_PROBLEM TO SOLVE_
Reproduce every line of the records below word for word, omitting the pictures.

_EXCERPTED RECORDS_
# # # # #
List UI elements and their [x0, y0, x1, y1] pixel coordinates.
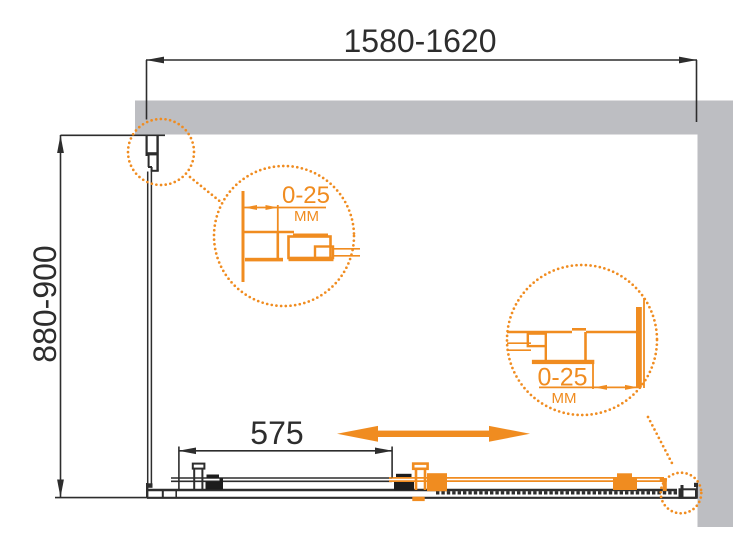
svg-text:575: 575 [250, 415, 303, 451]
svg-text:1580-1620: 1580-1620 [343, 23, 496, 59]
svg-text:MM: MM [552, 390, 577, 407]
svg-text:0-25: 0-25 [537, 364, 587, 392]
svg-text:MM: MM [294, 208, 319, 225]
svg-text:0-25: 0-25 [282, 182, 330, 209]
svg-text:880-900: 880-900 [27, 245, 63, 362]
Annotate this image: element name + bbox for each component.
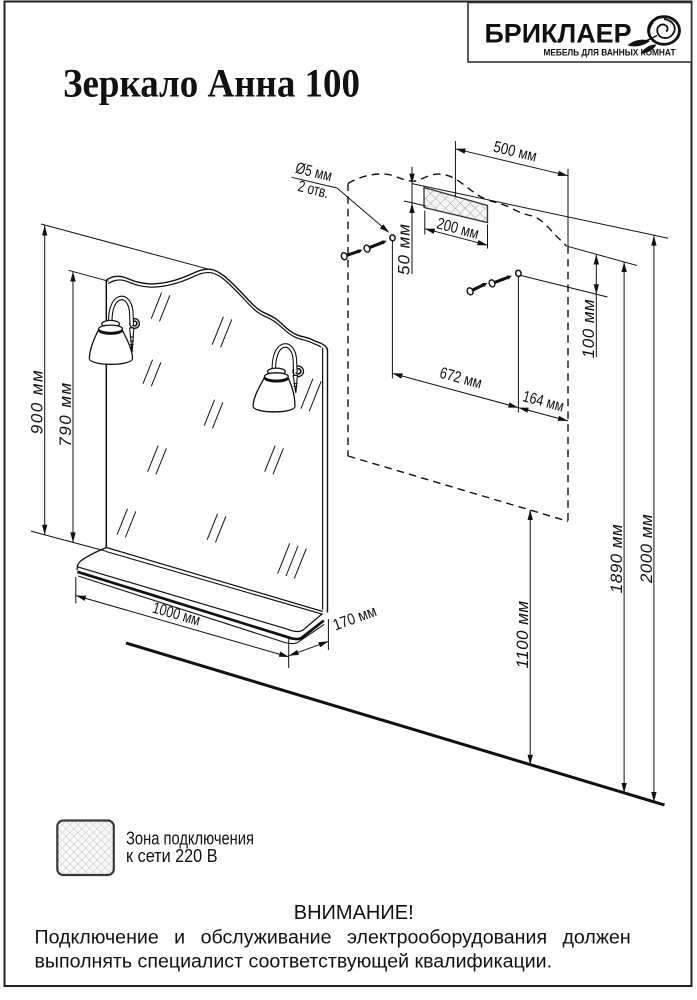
svg-text:100 мм: 100 мм (579, 299, 598, 358)
svg-text:Подключение и обслуживание эле: Подключение и обслуживание электрооборуд… (35, 927, 631, 949)
svg-text:к сети 220 В: к сети 220 В (126, 845, 218, 866)
svg-text:790 мм: 790 мм (56, 381, 75, 446)
svg-text:Зеркало Анна 100: Зеркало Анна 100 (63, 61, 360, 106)
svg-text:1890 мм: 1890 мм (607, 524, 626, 593)
svg-text:1100 мм: 1100 мм (513, 600, 532, 668)
svg-text:2000 мм: 2000 мм (637, 514, 656, 584)
svg-text:МЕБЕЛЬ ДЛЯ ВАННЫХ КОМНАТ: МЕБЕЛЬ ДЛЯ ВАННЫХ КОМНАТ (544, 48, 676, 58)
svg-text:БРИКЛАЕР: БРИКЛАЕР (485, 19, 632, 49)
svg-text:50 мм: 50 мм (394, 223, 413, 275)
svg-text:ВНИМАНИЕ!: ВНИМАНИЕ! (294, 902, 414, 924)
svg-text:выполнять специалист соответст: выполнять специалист соответствующей ква… (35, 951, 553, 973)
svg-text:900 мм: 900 мм (28, 369, 47, 434)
# # # # #
_RESPONSE FOR THIS EXERCISE_
List UI elements and their [x0, y0, x1, y1] pixel coordinates.
svg-text:575: 575 [250, 415, 303, 451]
svg-text:1580-1620: 1580-1620 [343, 23, 496, 59]
svg-text:MM: MM [552, 390, 577, 407]
svg-text:0-25: 0-25 [537, 364, 587, 392]
svg-text:MM: MM [294, 208, 319, 225]
svg-text:0-25: 0-25 [282, 182, 330, 209]
svg-text:880-900: 880-900 [27, 245, 63, 362]
Annotate this image: element name + bbox for each component.
svg-text:100 мм: 100 мм (579, 299, 598, 358)
svg-text:Подключение и обслуживание эле: Подключение и обслуживание электрооборуд… (35, 927, 631, 949)
svg-text:к сети 220 В: к сети 220 В (126, 845, 218, 866)
svg-text:790 мм: 790 мм (56, 381, 75, 446)
svg-text:Зеркало Анна 100: Зеркало Анна 100 (63, 61, 360, 106)
svg-text:1890 мм: 1890 мм (607, 524, 626, 593)
svg-text:1100 мм: 1100 мм (513, 600, 532, 668)
svg-text:2000 мм: 2000 мм (637, 514, 656, 584)
svg-text:МЕБЕЛЬ ДЛЯ ВАННЫХ КОМНАТ: МЕБЕЛЬ ДЛЯ ВАННЫХ КОМНАТ (544, 48, 676, 58)
svg-text:БРИКЛАЕР: БРИКЛАЕР (485, 19, 632, 49)
svg-text:50 мм: 50 мм (394, 223, 413, 275)
svg-text:ВНИМАНИЕ!: ВНИМАНИЕ! (294, 902, 414, 924)
svg-text:выполнять специалист соответст: выполнять специалист соответствующей ква… (35, 951, 553, 973)
svg-text:900 мм: 900 мм (28, 369, 47, 434)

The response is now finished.